▶ **Task objective**
Select all lines with the string "它能正确解释生物界的多样性和适应性" in them, and copy those lines.

▶ **Supplied data**
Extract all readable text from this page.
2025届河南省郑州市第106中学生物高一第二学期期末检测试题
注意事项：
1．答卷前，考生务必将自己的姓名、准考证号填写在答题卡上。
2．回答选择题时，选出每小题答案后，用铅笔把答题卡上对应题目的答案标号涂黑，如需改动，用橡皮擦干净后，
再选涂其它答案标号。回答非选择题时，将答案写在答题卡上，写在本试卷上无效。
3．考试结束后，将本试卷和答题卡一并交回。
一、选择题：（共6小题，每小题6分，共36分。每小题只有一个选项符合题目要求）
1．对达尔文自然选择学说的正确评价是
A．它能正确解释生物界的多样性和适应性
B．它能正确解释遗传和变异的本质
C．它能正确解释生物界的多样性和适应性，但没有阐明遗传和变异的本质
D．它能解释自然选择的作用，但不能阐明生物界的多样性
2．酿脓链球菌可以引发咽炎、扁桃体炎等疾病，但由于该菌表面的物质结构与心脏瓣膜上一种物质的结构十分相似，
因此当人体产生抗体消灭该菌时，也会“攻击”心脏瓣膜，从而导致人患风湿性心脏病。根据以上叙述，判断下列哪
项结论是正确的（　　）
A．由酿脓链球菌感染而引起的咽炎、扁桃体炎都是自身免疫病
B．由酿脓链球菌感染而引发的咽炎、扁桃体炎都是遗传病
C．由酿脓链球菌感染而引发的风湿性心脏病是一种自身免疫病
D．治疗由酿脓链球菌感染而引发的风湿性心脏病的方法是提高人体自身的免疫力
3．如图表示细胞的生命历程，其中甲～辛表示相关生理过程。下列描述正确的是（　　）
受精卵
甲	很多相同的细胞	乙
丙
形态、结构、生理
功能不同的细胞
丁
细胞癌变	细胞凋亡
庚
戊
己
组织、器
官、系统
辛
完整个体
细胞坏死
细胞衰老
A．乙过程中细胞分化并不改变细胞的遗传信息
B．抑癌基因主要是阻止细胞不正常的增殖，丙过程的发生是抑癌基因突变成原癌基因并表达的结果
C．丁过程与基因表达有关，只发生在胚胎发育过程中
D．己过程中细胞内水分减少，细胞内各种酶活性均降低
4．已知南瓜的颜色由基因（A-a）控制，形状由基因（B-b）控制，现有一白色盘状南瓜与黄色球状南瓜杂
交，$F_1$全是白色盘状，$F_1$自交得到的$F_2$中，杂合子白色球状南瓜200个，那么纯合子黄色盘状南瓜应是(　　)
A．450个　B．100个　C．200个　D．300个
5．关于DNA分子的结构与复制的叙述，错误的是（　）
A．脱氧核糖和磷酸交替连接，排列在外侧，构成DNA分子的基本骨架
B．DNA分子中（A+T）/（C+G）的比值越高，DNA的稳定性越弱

▶ **Full output**
A．它能正确解释生物界的多样性和适应性
C．它能正确解释生物界的多样性和适应性，但没有阐明遗传和变异的本质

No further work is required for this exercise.